### Challenge
Where a line in the listing contains the string "Super", copy that line out.

### Material for this task
★ ★ ★ ★

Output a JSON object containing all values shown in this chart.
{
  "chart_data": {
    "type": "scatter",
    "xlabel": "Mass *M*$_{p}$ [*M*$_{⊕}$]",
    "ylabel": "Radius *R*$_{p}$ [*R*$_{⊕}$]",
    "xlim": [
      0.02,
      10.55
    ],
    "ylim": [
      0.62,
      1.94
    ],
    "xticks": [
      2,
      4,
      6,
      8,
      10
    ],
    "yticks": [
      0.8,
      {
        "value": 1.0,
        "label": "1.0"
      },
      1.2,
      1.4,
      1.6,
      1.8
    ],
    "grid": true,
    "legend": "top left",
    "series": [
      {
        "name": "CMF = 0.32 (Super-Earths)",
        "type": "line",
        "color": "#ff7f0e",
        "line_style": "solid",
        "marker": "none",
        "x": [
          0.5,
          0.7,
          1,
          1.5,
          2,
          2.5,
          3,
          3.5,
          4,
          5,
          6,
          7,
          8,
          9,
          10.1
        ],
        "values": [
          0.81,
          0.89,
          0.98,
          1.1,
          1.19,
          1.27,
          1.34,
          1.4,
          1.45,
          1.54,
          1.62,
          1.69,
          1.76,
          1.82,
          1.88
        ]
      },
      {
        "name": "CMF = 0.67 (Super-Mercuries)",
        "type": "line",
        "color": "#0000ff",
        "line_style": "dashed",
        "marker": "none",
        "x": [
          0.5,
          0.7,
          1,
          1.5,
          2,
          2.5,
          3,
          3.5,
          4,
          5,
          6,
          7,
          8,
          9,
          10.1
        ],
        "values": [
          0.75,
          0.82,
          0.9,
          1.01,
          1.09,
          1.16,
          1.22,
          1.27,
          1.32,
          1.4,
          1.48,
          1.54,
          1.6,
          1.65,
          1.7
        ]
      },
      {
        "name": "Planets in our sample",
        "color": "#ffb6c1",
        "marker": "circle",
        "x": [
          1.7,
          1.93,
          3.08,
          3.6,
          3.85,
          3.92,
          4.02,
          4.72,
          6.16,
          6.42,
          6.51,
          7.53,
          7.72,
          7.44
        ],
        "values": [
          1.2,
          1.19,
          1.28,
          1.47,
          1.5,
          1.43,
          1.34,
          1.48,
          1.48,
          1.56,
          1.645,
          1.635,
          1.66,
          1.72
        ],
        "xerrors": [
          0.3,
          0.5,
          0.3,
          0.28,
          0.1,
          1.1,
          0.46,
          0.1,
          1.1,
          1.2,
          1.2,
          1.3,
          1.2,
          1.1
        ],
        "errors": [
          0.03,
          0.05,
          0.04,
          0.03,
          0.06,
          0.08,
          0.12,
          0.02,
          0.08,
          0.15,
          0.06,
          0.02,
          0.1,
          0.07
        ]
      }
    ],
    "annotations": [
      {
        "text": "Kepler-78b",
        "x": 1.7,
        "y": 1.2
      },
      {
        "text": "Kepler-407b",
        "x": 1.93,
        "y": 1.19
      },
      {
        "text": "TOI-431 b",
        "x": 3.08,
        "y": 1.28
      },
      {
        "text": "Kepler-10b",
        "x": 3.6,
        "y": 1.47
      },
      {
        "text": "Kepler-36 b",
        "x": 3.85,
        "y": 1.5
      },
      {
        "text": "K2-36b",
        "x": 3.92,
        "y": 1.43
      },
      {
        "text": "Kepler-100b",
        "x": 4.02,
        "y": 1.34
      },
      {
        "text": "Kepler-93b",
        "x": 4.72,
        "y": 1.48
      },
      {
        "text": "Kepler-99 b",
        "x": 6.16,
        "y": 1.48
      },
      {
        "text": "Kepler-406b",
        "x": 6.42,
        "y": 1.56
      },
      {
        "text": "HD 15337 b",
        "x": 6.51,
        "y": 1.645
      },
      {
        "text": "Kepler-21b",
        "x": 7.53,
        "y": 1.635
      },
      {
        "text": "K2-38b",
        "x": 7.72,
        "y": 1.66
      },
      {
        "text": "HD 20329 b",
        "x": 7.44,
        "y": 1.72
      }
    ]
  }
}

★ ★ ★ ★

### Written answer
        "name": "CMF = 0.32 (Super-Earths)",
        "name": "CMF = 0.67 (Super-Mercuries)",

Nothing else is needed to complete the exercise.